• _Exercise brief_: Leave out the pictures and repeat every record exactly.

BEGIN Entries supplied

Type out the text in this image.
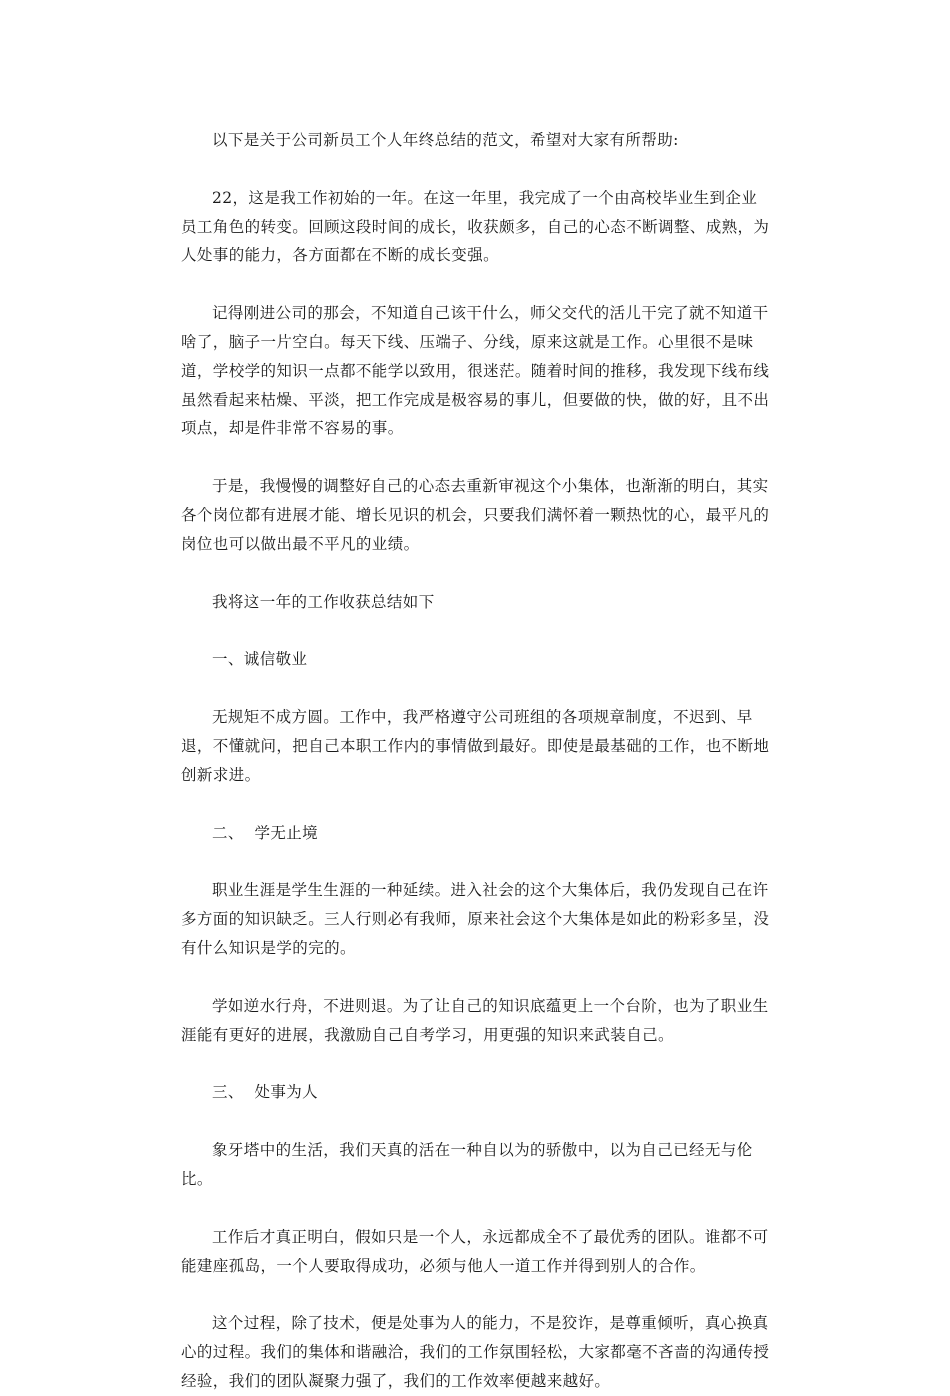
以下是关于公司新员工个人年终总结的范文，希望对大家有所帮助:

22，这是我工作初始的一年。在这一年里，我完成了一个由高校毕业生到企业员工角色的转变。回顾这段时间的成长，收获颇多，自己的心态不断调整、成熟，为人处事的能力，各方面都在不断的成长变强。

记得刚进公司的那会，不知道自己该干什么，师父交代的活儿干完了就不知道干啥了，脑子一片空白。每天下线、压端子、分线，原来这就是工作。心里很不是味道，学校学的知识一点都不能学以致用，很迷茫。随着时间的推移，我发现下线布线虽然看起来枯燥、平淡，把工作完成是极容易的事儿，但要做的快，做的好，且不出项点，却是件非常不容易的事。

于是，我慢慢的调整好自己的心态去重新审视这个小集体，也渐渐的明白，其实各个岗位都有进展才能、增长见识的机会，只要我们满怀着一颗热忱的心，最平凡的岗位也可以做出最不平凡的业绩。

我将这一年的工作收获总结如下

一、诚信敬业

无规矩不成方圆。工作中，我严格遵守公司班组的各项规章制度，不迟到、早退，不懂就问，把自己本职工作内的事情做到最好。即使是最基础的工作，也不断地创新求进。

二、  学无止境

职业生涯是学生生涯的一种延续。进入社会的这个大集体后，我仍发现自己在许多方面的知识缺乏。三人行则必有我师，原来社会这个大集体是如此的粉彩多呈，没有什么知识是学的完的。

学如逆水行舟，不进则退。为了让自己的知识底蕴更上一个台阶，也为了职业生涯能有更好的进展，我激励自己自考学习，用更强的知识来武装自己。

三、  处事为人

象牙塔中的生活，我们天真的活在一种自以为的骄傲中，以为自己已经无与伦比。

工作后才真正明白，假如只是一个人，永远都成全不了最优秀的团队。谁都不可能建座孤岛，一个人要取得成功，必须与他人一道工作并得到别人的合作。

这个过程，除了技术，便是处事为人的能力，不是狡诈，是尊重倾听，真心换真心的过程。我们的集体和谐融洽，我们的工作氛围轻松，大家都毫不吝啬的沟通传授经验，我们的团队凝聚力强了，我们的工作效率便越来越好。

END Entries supplied

• _Task solution_:
Type out the text in this image.
以下是关于公司新员工个人年终总结的范文，希望对大家有所帮助:

22，这是我工作初始的一年。在这一年里，我完成了一个由高校毕业生到企业员工角色的转变。回顾这段时间的成长，收获颇多，自己的心态不断调整、成熟，为人处事的能力，各方面都在不断的成长变强。

记得刚进公司的那会，不知道自己该干什么，师父交代的活儿干完了就不知道干啥了，脑子一片空白。每天下线、压端子、分线，原来这就是工作。心里很不是味道，学校学的知识一点都不能学以致用，很迷茫。随着时间的推移，我发现下线布线虽然看起来枯燥、平淡，把工作完成是极容易的事儿，但要做的快，做的好，且不出项点，却是件非常不容易的事。

于是，我慢慢的调整好自己的心态去重新审视这个小集体，也渐渐的明白，其实各个岗位都有进展才能、增长见识的机会，只要我们满怀着一颗热忱的心，最平凡的岗位也可以做出最不平凡的业绩。

我将这一年的工作收获总结如下

一、诚信敬业

无规矩不成方圆。工作中，我严格遵守公司班组的各项规章制度，不迟到、早退，不懂就问，把自己本职工作内的事情做到最好。即使是最基础的工作，也不断地创新求进。

二、  学无止境

职业生涯是学生生涯的一种延续。进入社会的这个大集体后，我仍发现自己在许多方面的知识缺乏。三人行则必有我师，原来社会这个大集体是如此的粉彩多呈，没有什么知识是学的完的。

学如逆水行舟，不进则退。为了让自己的知识底蕴更上一个台阶，也为了职业生涯能有更好的进展，我激励自己自考学习，用更强的知识来武装自己。

三、  处事为人

象牙塔中的生活，我们天真的活在一种自以为的骄傲中，以为自己已经无与伦比。

工作后才真正明白，假如只是一个人，永远都成全不了最优秀的团队。谁都不可能建座孤岛，一个人要取得成功，必须与他人一道工作并得到别人的合作。

这个过程，除了技术，便是处事为人的能力，不是狡诈，是尊重倾听，真心换真心的过程。我们的集体和谐融洽，我们的工作氛围轻松，大家都毫不吝啬的沟通传授经验，我们的团队凝聚力强了，我们的工作效率便越来越好。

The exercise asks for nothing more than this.